Extract these lines exactly as they appear, starting at the line containing "Patent image size: (994, 520)." and ending at the line containing "The terminal 69 is at (800, 262).".

» **Data extracted from a collection**:
>>>
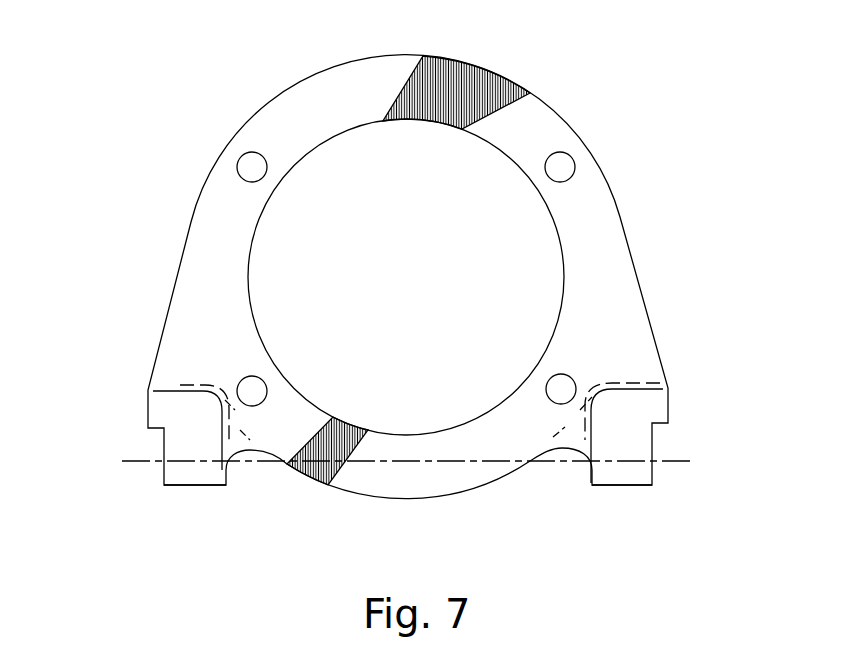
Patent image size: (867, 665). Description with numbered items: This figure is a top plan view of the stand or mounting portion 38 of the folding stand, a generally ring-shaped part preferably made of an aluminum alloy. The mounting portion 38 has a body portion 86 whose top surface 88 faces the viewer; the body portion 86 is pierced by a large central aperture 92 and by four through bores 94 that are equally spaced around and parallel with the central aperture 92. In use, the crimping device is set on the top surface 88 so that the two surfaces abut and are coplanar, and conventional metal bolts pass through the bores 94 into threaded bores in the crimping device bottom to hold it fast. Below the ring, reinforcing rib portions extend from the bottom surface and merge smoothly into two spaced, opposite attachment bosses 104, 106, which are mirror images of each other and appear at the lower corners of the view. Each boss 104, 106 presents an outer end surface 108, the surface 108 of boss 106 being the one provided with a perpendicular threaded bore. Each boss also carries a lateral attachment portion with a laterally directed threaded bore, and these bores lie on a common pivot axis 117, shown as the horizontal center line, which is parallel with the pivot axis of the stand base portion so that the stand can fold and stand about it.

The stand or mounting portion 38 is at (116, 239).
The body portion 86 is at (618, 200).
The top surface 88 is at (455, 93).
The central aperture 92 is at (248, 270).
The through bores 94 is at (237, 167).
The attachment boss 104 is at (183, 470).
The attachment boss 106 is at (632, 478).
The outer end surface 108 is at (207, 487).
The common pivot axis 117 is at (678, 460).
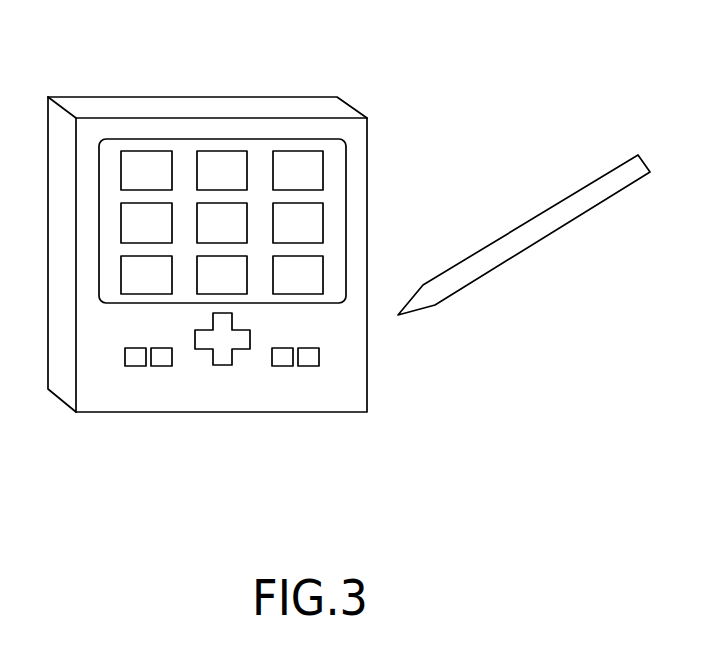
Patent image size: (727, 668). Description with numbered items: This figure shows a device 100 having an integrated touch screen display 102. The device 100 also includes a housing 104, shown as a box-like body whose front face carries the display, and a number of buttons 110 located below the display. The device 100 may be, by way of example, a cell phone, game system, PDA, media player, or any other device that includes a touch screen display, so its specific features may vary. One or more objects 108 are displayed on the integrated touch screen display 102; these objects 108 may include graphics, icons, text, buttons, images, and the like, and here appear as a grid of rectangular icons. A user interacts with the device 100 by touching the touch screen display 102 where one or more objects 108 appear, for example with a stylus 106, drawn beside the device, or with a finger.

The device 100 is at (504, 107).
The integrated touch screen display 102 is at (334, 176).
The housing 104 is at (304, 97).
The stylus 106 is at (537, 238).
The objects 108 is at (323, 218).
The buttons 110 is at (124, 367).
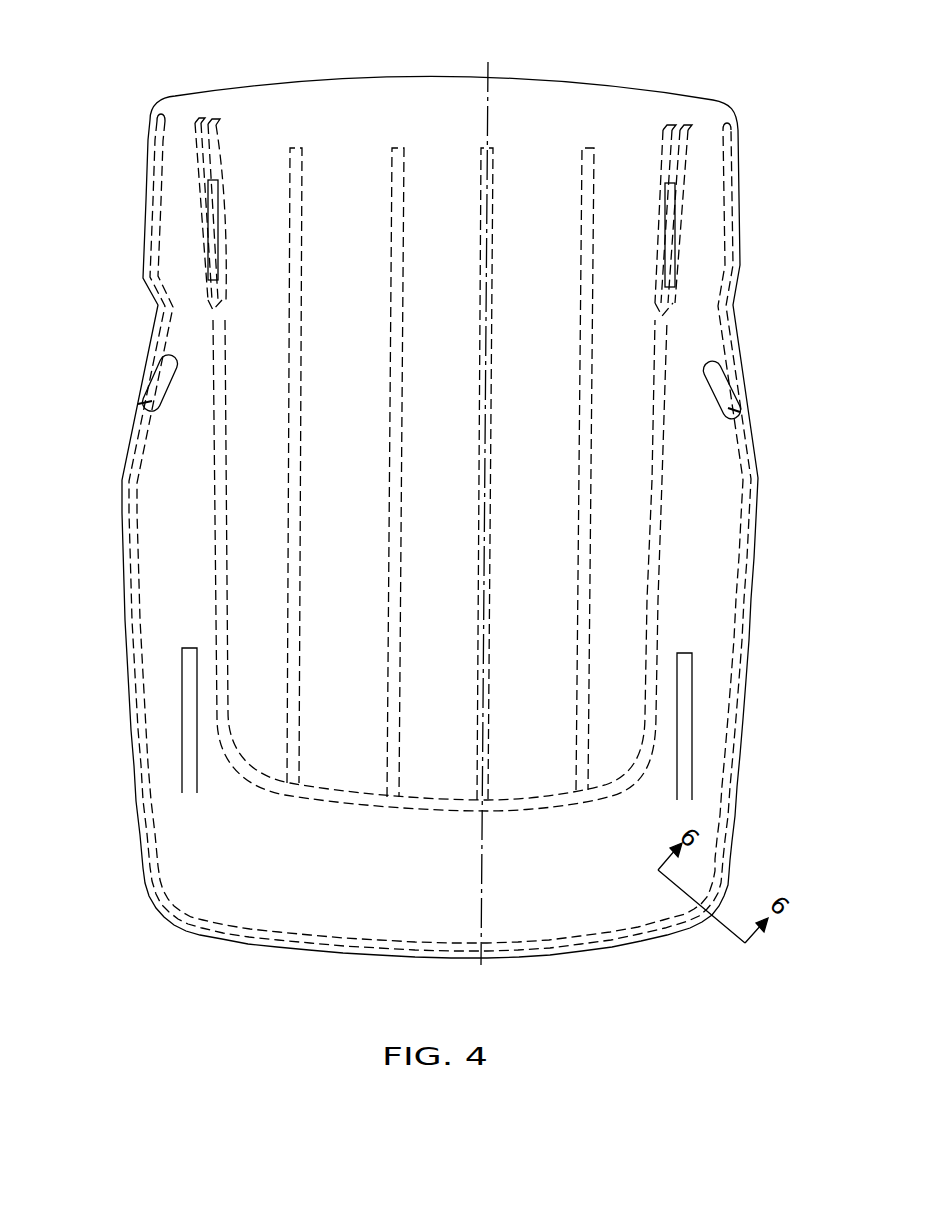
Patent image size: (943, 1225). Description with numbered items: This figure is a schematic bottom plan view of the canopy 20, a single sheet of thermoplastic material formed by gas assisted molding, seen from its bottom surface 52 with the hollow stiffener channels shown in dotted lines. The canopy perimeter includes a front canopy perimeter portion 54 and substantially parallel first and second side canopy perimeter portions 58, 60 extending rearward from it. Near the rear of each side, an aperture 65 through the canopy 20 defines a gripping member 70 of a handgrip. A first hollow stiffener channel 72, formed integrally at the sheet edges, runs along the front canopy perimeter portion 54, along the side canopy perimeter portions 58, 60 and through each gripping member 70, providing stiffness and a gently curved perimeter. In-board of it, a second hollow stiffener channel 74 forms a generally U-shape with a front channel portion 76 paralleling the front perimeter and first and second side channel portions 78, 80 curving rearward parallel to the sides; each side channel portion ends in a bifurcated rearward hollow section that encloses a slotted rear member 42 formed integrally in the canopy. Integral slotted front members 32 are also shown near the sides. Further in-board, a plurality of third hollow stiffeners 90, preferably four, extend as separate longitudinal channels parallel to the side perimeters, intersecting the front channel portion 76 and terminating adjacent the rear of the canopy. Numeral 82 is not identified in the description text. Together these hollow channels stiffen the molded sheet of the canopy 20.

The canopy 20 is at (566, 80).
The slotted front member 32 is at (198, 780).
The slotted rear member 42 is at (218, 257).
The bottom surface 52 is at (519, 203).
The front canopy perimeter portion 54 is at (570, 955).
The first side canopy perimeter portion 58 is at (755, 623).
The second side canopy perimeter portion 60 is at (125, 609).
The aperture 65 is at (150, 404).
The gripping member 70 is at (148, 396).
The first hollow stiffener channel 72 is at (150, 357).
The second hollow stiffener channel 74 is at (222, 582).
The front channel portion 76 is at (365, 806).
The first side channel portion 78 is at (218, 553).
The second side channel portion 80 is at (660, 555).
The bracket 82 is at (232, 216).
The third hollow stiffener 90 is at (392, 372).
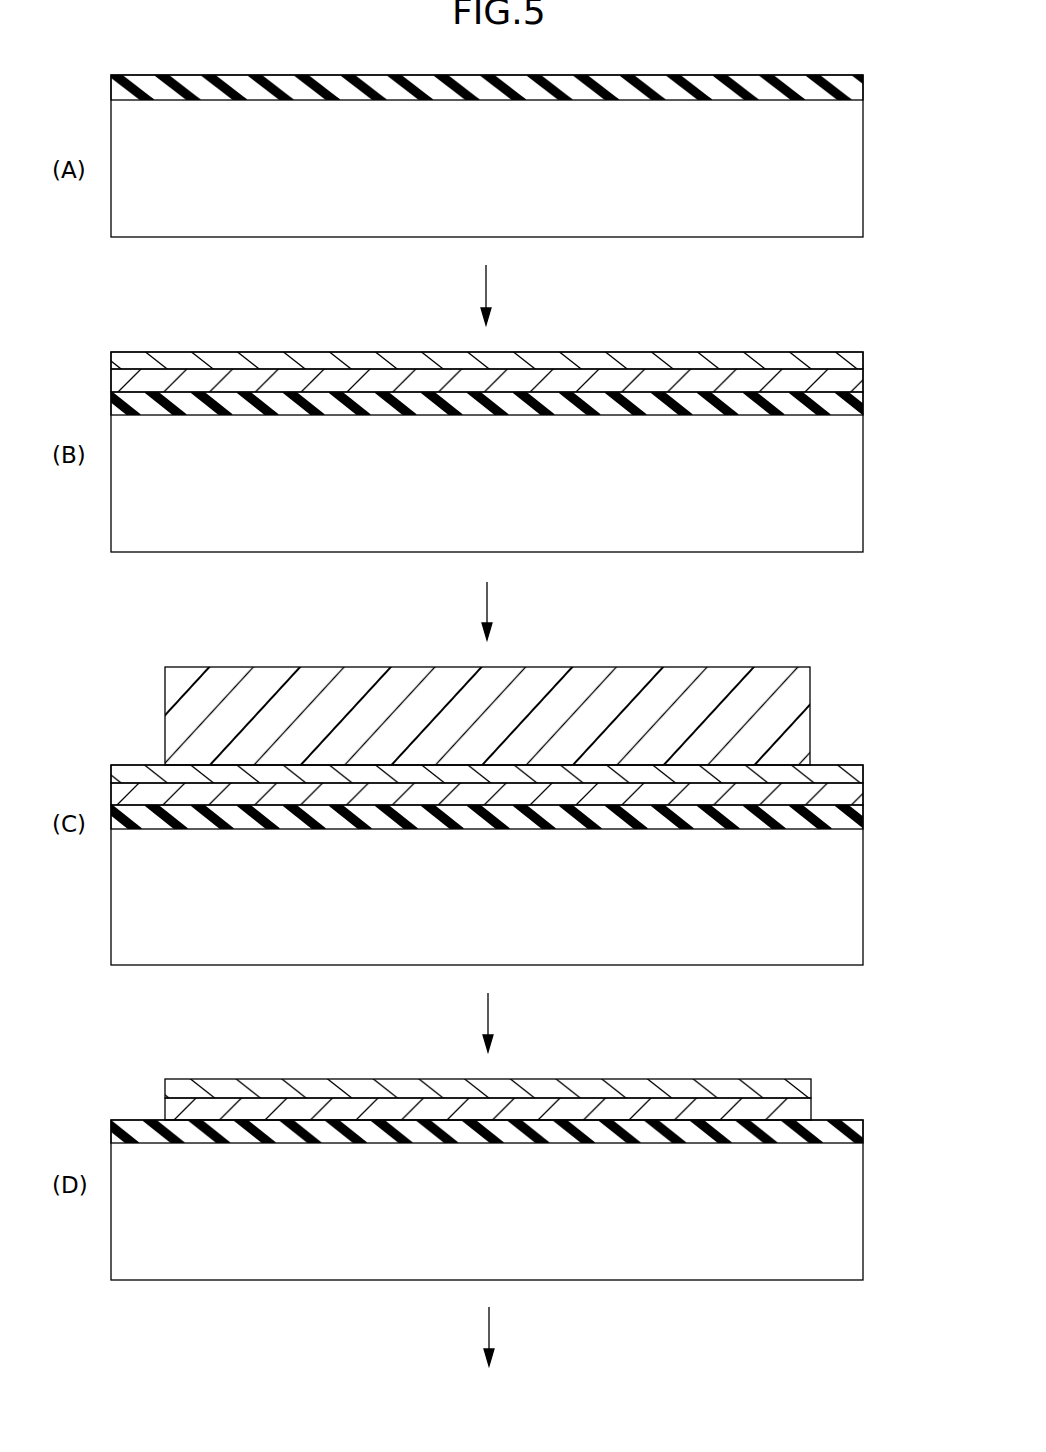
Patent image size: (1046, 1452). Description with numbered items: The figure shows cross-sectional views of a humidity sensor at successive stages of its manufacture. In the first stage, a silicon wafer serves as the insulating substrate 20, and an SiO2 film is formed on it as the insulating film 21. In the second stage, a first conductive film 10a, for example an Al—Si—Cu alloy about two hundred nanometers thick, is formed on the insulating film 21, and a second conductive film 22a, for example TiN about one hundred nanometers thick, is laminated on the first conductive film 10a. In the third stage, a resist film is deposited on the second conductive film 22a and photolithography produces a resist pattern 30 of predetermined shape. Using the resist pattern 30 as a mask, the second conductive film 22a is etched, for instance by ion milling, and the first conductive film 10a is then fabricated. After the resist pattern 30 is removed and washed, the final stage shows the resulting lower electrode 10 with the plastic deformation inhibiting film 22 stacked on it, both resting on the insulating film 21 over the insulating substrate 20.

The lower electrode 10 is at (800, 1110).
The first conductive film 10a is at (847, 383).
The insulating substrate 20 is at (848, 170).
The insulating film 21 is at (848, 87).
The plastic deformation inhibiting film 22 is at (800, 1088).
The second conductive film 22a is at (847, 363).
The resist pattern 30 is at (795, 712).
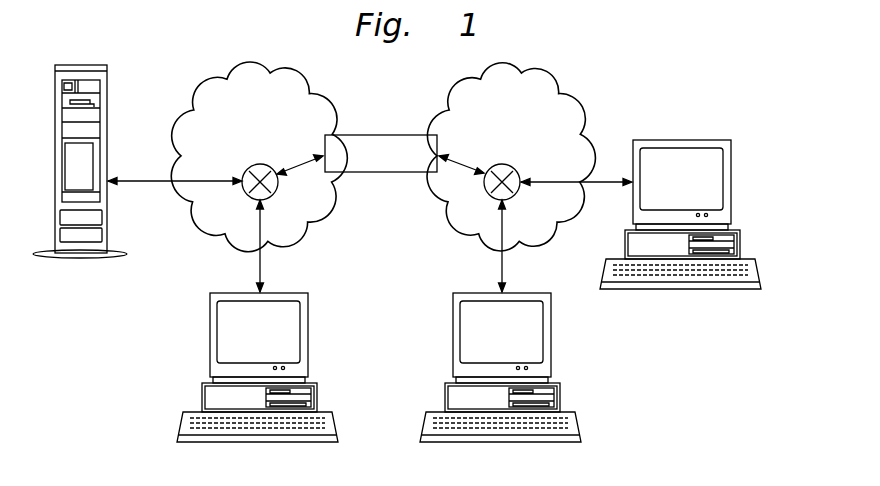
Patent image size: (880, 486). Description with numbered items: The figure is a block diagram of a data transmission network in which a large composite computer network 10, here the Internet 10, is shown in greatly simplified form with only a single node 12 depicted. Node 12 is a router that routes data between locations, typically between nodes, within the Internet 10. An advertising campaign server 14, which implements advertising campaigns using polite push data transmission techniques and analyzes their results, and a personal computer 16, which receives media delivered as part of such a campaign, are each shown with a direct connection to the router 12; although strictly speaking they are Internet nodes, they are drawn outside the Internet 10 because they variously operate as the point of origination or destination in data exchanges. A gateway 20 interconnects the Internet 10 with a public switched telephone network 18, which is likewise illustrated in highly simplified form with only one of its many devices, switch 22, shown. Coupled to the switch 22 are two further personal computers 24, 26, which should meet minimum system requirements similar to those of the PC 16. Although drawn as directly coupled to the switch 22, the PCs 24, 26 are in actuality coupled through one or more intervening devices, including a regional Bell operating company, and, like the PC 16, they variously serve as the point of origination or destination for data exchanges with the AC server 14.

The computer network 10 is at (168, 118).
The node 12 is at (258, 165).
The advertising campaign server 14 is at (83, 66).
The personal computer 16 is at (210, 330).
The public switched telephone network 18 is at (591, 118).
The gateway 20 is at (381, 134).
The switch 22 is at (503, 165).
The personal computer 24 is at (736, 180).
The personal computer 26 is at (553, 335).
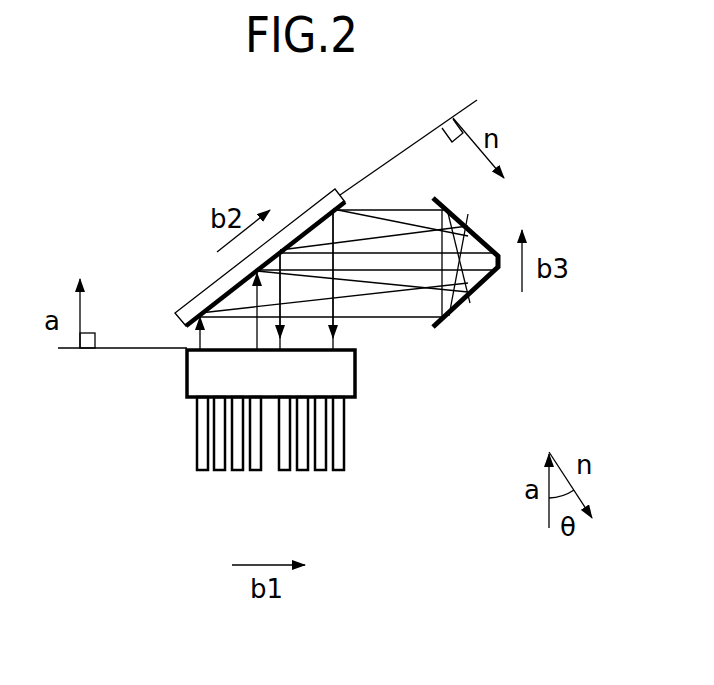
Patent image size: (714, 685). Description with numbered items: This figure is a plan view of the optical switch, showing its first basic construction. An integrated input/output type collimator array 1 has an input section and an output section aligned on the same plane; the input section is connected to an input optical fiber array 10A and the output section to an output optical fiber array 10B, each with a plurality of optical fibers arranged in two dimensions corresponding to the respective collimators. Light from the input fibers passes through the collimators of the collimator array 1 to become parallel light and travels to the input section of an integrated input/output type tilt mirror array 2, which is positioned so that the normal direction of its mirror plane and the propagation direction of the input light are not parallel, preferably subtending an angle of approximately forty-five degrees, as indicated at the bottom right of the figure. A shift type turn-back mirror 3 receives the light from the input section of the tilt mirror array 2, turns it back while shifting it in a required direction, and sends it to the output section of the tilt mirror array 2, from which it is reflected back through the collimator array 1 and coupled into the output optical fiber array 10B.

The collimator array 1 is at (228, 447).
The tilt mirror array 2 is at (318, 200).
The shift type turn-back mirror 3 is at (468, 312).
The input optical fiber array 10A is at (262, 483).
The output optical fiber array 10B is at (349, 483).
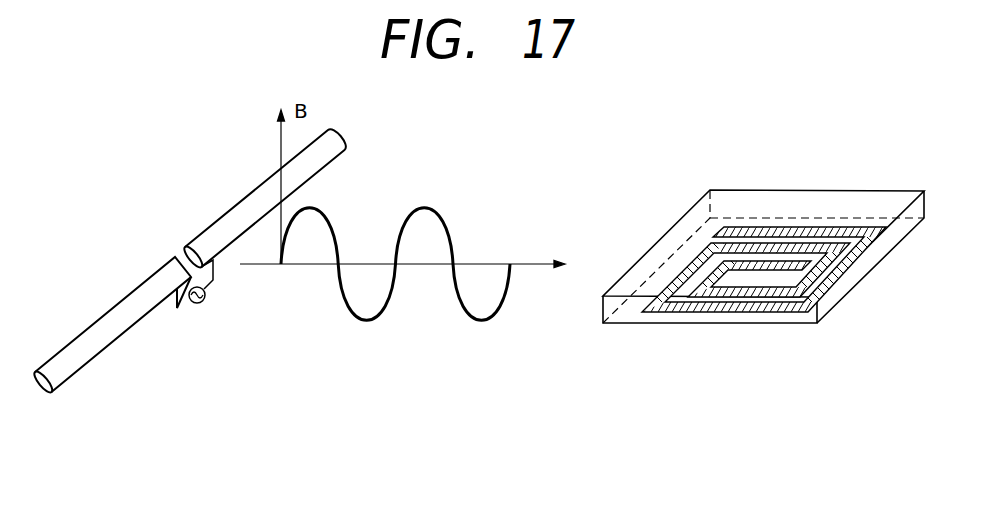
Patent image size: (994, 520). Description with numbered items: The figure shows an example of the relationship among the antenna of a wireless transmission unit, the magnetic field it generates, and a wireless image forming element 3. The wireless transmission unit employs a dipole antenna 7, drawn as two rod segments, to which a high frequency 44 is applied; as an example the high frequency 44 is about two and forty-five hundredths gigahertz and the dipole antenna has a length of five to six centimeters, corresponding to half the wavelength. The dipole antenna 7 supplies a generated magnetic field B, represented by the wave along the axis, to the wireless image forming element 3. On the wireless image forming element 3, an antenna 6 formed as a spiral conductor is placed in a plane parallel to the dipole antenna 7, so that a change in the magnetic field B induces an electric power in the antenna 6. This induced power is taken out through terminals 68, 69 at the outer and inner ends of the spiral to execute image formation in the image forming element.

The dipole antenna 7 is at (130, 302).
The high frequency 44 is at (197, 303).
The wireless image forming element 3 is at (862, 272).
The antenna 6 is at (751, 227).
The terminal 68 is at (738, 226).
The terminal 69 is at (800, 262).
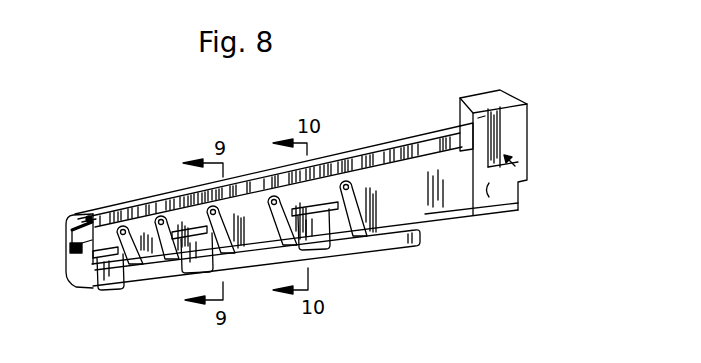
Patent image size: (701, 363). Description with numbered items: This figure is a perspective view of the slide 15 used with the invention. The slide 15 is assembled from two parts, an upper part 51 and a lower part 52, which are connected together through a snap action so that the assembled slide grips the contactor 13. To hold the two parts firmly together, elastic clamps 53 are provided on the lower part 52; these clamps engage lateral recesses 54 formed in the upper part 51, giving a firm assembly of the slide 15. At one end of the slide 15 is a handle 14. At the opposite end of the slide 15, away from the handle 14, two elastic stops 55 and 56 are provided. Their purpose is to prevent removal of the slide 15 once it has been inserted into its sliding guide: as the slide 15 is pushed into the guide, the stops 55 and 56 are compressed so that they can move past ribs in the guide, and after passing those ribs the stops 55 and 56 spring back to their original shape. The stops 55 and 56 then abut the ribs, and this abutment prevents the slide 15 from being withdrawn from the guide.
<<<
» **The reply**:
Patent image size: (994, 520). Description with numbered items: The figure shows an example of the relationship among the antenna of a wireless transmission unit, the magnetic field it generates, and a wireless image forming element 3. The wireless transmission unit employs a dipole antenna 7, drawn as two rod segments, to which a high frequency 44 is applied; as an example the high frequency 44 is about two and forty-five hundredths gigahertz and the dipole antenna has a length of five to six centimeters, corresponding to half the wavelength. The dipole antenna 7 supplies a generated magnetic field B, represented by the wave along the axis, to the wireless image forming element 3. On the wireless image forming element 3, an antenna 6 formed as a spiral conductor is placed in a plane parallel to the dipole antenna 7, so that a change in the magnetic field B induces an electric power in the antenna 6. This induced power is taken out through terminals 68, 69 at the outer and inner ends of the spiral to execute image formation in the image forming element.

The dipole antenna 7 is at (130, 302).
The high frequency 44 is at (197, 303).
The wireless image forming element 3 is at (862, 272).
The antenna 6 is at (751, 227).
The terminal 68 is at (738, 226).
The terminal 69 is at (800, 262).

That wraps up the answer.